The request:
Reproduce the listing below line for line, with no changes.

— Begin Records to use —

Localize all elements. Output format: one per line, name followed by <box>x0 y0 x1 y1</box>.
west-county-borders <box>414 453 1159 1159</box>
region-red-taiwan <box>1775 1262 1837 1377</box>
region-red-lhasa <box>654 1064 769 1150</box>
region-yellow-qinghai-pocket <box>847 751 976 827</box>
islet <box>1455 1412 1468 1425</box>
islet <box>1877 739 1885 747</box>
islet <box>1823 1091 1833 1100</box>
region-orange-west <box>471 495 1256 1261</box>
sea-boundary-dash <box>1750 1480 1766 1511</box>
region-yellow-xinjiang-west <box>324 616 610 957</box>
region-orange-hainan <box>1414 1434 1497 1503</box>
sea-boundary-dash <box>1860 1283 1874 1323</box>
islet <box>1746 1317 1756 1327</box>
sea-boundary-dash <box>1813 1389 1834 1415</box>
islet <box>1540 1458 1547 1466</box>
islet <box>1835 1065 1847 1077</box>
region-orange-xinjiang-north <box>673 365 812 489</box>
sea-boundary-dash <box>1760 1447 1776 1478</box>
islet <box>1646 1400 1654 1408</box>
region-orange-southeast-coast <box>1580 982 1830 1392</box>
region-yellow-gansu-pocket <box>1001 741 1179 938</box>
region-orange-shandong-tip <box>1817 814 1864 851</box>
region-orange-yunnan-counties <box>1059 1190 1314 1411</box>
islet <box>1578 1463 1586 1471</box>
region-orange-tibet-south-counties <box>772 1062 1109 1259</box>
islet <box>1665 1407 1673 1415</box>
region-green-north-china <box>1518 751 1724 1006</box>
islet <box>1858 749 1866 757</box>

— End Records to use —

Answer in full:
Localize all elements. Output format: one per line, name followed by <box>x0 y0 x1 y1</box>.
west-county-borders <box>414 453 1159 1159</box>
region-red-taiwan <box>1775 1262 1837 1377</box>
region-red-lhasa <box>654 1064 769 1150</box>
region-yellow-qinghai-pocket <box>847 751 976 827</box>
islet <box>1455 1412 1468 1425</box>
islet <box>1877 739 1885 747</box>
islet <box>1823 1091 1833 1100</box>
region-orange-west <box>471 495 1256 1261</box>
sea-boundary-dash <box>1750 1480 1766 1511</box>
region-yellow-xinjiang-west <box>324 616 610 957</box>
region-orange-hainan <box>1414 1434 1497 1503</box>
sea-boundary-dash <box>1860 1283 1874 1323</box>
islet <box>1746 1317 1756 1327</box>
sea-boundary-dash <box>1813 1389 1834 1415</box>
islet <box>1540 1458 1547 1466</box>
islet <box>1835 1065 1847 1077</box>
region-orange-xinjiang-north <box>673 365 812 489</box>
sea-boundary-dash <box>1760 1447 1776 1478</box>
islet <box>1646 1400 1654 1408</box>
region-orange-southeast-coast <box>1580 982 1830 1392</box>
region-yellow-gansu-pocket <box>1001 741 1179 938</box>
region-orange-shandong-tip <box>1817 814 1864 851</box>
region-orange-yunnan-counties <box>1059 1190 1314 1411</box>
islet <box>1578 1463 1586 1471</box>
region-orange-tibet-south-counties <box>772 1062 1109 1259</box>
islet <box>1665 1407 1673 1415</box>
region-green-north-china <box>1518 751 1724 1006</box>
islet <box>1858 749 1866 757</box>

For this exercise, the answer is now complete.